(Raw records)
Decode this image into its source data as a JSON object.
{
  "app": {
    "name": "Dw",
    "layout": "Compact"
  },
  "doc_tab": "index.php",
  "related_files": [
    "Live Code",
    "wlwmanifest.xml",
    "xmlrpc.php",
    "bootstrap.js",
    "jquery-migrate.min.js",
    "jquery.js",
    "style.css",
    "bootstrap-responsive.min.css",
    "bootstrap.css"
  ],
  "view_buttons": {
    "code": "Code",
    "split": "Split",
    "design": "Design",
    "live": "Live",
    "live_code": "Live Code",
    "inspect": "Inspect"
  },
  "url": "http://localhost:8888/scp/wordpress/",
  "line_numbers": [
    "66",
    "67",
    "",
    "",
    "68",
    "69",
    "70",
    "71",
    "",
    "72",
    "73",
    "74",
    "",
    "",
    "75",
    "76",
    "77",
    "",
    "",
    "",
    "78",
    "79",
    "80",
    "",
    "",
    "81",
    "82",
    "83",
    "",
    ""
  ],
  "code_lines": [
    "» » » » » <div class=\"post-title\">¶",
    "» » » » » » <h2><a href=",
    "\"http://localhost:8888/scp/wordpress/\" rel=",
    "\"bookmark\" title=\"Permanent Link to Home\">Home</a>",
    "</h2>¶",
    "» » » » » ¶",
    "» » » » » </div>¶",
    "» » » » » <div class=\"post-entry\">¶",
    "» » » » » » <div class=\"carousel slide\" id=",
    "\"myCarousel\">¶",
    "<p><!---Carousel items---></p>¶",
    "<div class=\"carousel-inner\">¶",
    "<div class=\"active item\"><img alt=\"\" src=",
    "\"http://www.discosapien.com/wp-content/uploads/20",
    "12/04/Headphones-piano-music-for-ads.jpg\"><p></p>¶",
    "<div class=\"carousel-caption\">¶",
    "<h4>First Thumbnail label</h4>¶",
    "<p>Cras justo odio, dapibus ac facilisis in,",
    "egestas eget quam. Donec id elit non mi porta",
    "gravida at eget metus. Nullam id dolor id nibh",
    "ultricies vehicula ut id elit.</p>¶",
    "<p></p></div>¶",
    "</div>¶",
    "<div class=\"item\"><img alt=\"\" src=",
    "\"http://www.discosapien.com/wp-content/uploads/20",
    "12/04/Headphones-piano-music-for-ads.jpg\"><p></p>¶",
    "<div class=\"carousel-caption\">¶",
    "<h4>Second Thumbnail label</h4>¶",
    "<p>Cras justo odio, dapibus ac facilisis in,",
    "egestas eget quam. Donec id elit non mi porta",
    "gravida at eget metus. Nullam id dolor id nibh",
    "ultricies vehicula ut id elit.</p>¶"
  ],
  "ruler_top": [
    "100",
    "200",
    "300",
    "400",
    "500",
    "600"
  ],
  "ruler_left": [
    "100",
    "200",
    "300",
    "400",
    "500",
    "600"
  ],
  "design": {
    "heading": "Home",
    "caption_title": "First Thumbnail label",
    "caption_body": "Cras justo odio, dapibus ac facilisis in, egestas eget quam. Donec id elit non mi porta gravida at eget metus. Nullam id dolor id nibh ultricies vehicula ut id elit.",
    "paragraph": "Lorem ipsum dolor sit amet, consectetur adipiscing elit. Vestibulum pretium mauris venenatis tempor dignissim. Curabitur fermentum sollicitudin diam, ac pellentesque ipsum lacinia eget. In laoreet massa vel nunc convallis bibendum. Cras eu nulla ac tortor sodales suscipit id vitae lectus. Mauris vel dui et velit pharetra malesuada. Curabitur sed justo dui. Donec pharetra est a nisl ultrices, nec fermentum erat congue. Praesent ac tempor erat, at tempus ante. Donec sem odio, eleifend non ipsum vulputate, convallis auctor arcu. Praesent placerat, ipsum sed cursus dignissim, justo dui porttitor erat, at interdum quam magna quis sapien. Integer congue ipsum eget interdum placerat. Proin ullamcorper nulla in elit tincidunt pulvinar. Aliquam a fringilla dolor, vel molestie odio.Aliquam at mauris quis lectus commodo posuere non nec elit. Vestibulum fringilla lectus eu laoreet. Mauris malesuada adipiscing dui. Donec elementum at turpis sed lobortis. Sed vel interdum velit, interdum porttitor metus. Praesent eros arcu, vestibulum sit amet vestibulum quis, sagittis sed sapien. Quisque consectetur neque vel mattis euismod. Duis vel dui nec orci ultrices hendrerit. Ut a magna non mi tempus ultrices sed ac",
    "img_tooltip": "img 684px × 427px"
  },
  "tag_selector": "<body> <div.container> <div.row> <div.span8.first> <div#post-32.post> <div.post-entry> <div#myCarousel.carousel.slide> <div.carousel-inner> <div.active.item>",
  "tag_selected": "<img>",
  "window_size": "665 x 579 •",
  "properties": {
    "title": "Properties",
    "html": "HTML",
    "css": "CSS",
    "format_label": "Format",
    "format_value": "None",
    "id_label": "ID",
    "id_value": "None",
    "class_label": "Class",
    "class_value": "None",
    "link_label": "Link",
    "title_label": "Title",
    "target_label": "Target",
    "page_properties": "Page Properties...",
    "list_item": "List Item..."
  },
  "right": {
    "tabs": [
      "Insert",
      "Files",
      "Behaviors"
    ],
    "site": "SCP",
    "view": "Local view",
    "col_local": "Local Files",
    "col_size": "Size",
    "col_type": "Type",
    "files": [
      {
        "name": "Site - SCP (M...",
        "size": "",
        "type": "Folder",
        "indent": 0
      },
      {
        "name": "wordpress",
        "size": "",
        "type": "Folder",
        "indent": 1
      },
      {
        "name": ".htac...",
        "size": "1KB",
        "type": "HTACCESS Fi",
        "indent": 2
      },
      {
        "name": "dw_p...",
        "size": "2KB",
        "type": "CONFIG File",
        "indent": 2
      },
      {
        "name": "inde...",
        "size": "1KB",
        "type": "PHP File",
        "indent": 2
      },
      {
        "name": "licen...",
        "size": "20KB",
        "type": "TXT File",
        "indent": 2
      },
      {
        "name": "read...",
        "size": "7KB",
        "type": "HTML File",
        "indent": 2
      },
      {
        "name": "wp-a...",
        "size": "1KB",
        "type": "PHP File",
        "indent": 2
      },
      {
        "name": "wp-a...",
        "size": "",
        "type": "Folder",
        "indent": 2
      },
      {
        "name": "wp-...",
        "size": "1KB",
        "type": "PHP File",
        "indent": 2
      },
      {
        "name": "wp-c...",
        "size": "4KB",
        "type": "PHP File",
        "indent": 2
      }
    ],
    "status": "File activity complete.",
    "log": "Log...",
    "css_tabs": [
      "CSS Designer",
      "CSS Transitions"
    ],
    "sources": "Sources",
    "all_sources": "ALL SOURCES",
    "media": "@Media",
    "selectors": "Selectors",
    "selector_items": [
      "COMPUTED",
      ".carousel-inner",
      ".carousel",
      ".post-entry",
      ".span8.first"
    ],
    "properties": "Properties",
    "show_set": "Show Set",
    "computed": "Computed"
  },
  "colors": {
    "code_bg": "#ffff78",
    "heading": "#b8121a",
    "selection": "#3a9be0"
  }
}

EXERCISE
Print the whole listing exactly as it is.

WRITTEN RESPONSE
Decode this image into its source data as a JSON object.
{
  "app": {
    "name": "Dw",
    "layout": "Compact"
  },
  "doc_tab": "index.php",
  "related_files": [
    "Live Code",
    "wlwmanifest.xml",
    "xmlrpc.php",
    "bootstrap.js",
    "jquery-migrate.min.js",
    "jquery.js",
    "style.css",
    "bootstrap-responsive.min.css",
    "bootstrap.css"
  ],
  "view_buttons": {
    "code": "Code",
    "split": "Split",
    "design": "Design",
    "live": "Live",
    "live_code": "Live Code",
    "inspect": "Inspect"
  },
  "url": "http://localhost:8888/scp/wordpress/",
  "line_numbers": [
    "66",
    "67",
    "",
    "",
    "68",
    "69",
    "70",
    "71",
    "",
    "72",
    "73",
    "74",
    "",
    "",
    "75",
    "76",
    "77",
    "",
    "",
    "",
    "78",
    "79",
    "80",
    "",
    "",
    "81",
    "82",
    "83",
    "",
    ""
  ],
  "code_lines": [
    "» » » » » <div class=\"post-title\">¶",
    "» » » » » » <h2><a href=",
    "\"http://localhost:8888/scp/wordpress/\" rel=",
    "\"bookmark\" title=\"Permanent Link to Home\">Home</a>",
    "</h2>¶",
    "» » » » » ¶",
    "» » » » » </div>¶",
    "» » » » » <div class=\"post-entry\">¶",
    "» » » » » » <div class=\"carousel slide\" id=",
    "\"myCarousel\">¶",
    "<p><!---Carousel items---></p>¶",
    "<div class=\"carousel-inner\">¶",
    "<div class=\"active item\"><img alt=\"\" src=",
    "\"http://www.discosapien.com/wp-content/uploads/20",
    "12/04/Headphones-piano-music-for-ads.jpg\"><p></p>¶",
    "<div class=\"carousel-caption\">¶",
    "<h4>First Thumbnail label</h4>¶",
    "<p>Cras justo odio, dapibus ac facilisis in,",
    "egestas eget quam. Donec id elit non mi porta",
    "gravida at eget metus. Nullam id dolor id nibh",
    "ultricies vehicula ut id elit.</p>¶",
    "<p></p></div>¶",
    "</div>¶",
    "<div class=\"item\"><img alt=\"\" src=",
    "\"http://www.discosapien.com/wp-content/uploads/20",
    "12/04/Headphones-piano-music-for-ads.jpg\"><p></p>¶",
    "<div class=\"carousel-caption\">¶",
    "<h4>Second Thumbnail label</h4>¶",
    "<p>Cras justo odio, dapibus ac facilisis in,",
    "egestas eget quam. Donec id elit non mi porta",
    "gravida at eget metus. Nullam id dolor id nibh",
    "ultricies vehicula ut id elit.</p>¶"
  ],
  "ruler_top": [
    "100",
    "200",
    "300",
    "400",
    "500",
    "600"
  ],
  "ruler_left": [
    "100",
    "200",
    "300",
    "400",
    "500",
    "600"
  ],
  "design": {
    "heading": "Home",
    "caption_title": "First Thumbnail label",
    "caption_body": "Cras justo odio, dapibus ac facilisis in, egestas eget quam. Donec id elit non mi porta gravida at eget metus. Nullam id dolor id nibh ultricies vehicula ut id elit.",
    "paragraph": "Lorem ipsum dolor sit amet, consectetur adipiscing elit. Vestibulum pretium mauris venenatis tempor dignissim. Curabitur fermentum sollicitudin diam, ac pellentesque ipsum lacinia eget. In laoreet massa vel nunc convallis bibendum. Cras eu nulla ac tortor sodales suscipit id vitae lectus. Mauris vel dui et velit pharetra malesuada. Curabitur sed justo dui. Donec pharetra est a nisl ultrices, nec fermentum erat congue. Praesent ac tempor erat, at tempus ante. Donec sem odio, eleifend non ipsum vulputate, convallis auctor arcu. Praesent placerat, ipsum sed cursus dignissim, justo dui porttitor erat, at interdum quam magna quis sapien. Integer congue ipsum eget interdum placerat. Proin ullamcorper nulla in elit tincidunt pulvinar. Aliquam a fringilla dolor, vel molestie odio.Aliquam at mauris quis lectus commodo posuere non nec elit. Vestibulum fringilla lectus eu laoreet. Mauris malesuada adipiscing dui. Donec elementum at turpis sed lobortis. Sed vel interdum velit, interdum porttitor metus. Praesent eros arcu, vestibulum sit amet vestibulum quis, sagittis sed sapien. Quisque consectetur neque vel mattis euismod. Duis vel dui nec orci ultrices hendrerit. Ut a magna non mi tempus ultrices sed ac",
    "img_tooltip": "img 684px × 427px"
  },
  "tag_selector": "<body> <div.container> <div.row> <div.span8.first> <div#post-32.post> <div.post-entry> <div#myCarousel.carousel.slide> <div.carousel-inner> <div.active.item>",
  "tag_selected": "<img>",
  "window_size": "665 x 579 •",
  "properties": {
    "title": "Properties",
    "html": "HTML",
    "css": "CSS",
    "format_label": "Format",
    "format_value": "None",
    "id_label": "ID",
    "id_value": "None",
    "class_label": "Class",
    "class_value": "None",
    "link_label": "Link",
    "title_label": "Title",
    "target_label": "Target",
    "page_properties": "Page Properties...",
    "list_item": "List Item..."
  },
  "right": {
    "tabs": [
      "Insert",
      "Files",
      "Behaviors"
    ],
    "site": "SCP",
    "view": "Local view",
    "col_local": "Local Files",
    "col_size": "Size",
    "col_type": "Type",
    "files": [
      {
        "name": "Site - SCP (M...",
        "size": "",
        "type": "Folder",
        "indent": 0
      },
      {
        "name": "wordpress",
        "size": "",
        "type": "Folder",
        "indent": 1
      },
      {
        "name": ".htac...",
        "size": "1KB",
        "type": "HTACCESS Fi",
        "indent": 2
      },
      {
        "name": "dw_p...",
        "size": "2KB",
        "type": "CONFIG File",
        "indent": 2
      },
      {
        "name": "inde...",
        "size": "1KB",
        "type": "PHP File",
        "indent": 2
      },
      {
        "name": "licen...",
        "size": "20KB",
        "type": "TXT File",
        "indent": 2
      },
      {
        "name": "read...",
        "size": "7KB",
        "type": "HTML File",
        "indent": 2
      },
      {
        "name": "wp-a...",
        "size": "1KB",
        "type": "PHP File",
        "indent": 2
      },
      {
        "name": "wp-a...",
        "size": "",
        "type": "Folder",
        "indent": 2
      },
      {
        "name": "wp-...",
        "size": "1KB",
        "type": "PHP File",
        "indent": 2
      },
      {
        "name": "wp-c...",
        "size": "4KB",
        "type": "PHP File",
        "indent": 2
      }
    ],
    "status": "File activity complete.",
    "log": "Log...",
    "css_tabs": [
      "CSS Designer",
      "CSS Transitions"
    ],
    "sources": "Sources",
    "all_sources": "ALL SOURCES",
    "media": "@Media",
    "selectors": "Selectors",
    "selector_items": [
      "COMPUTED",
      ".carousel-inner",
      ".carousel",
      ".post-entry",
      ".span8.first"
    ],
    "properties": "Properties",
    "show_set": "Show Set",
    "computed": "Computed"
  },
  "colors": {
    "code_bg": "#ffff78",
    "heading": "#b8121a",
    "selection": "#3a9be0"
  }
}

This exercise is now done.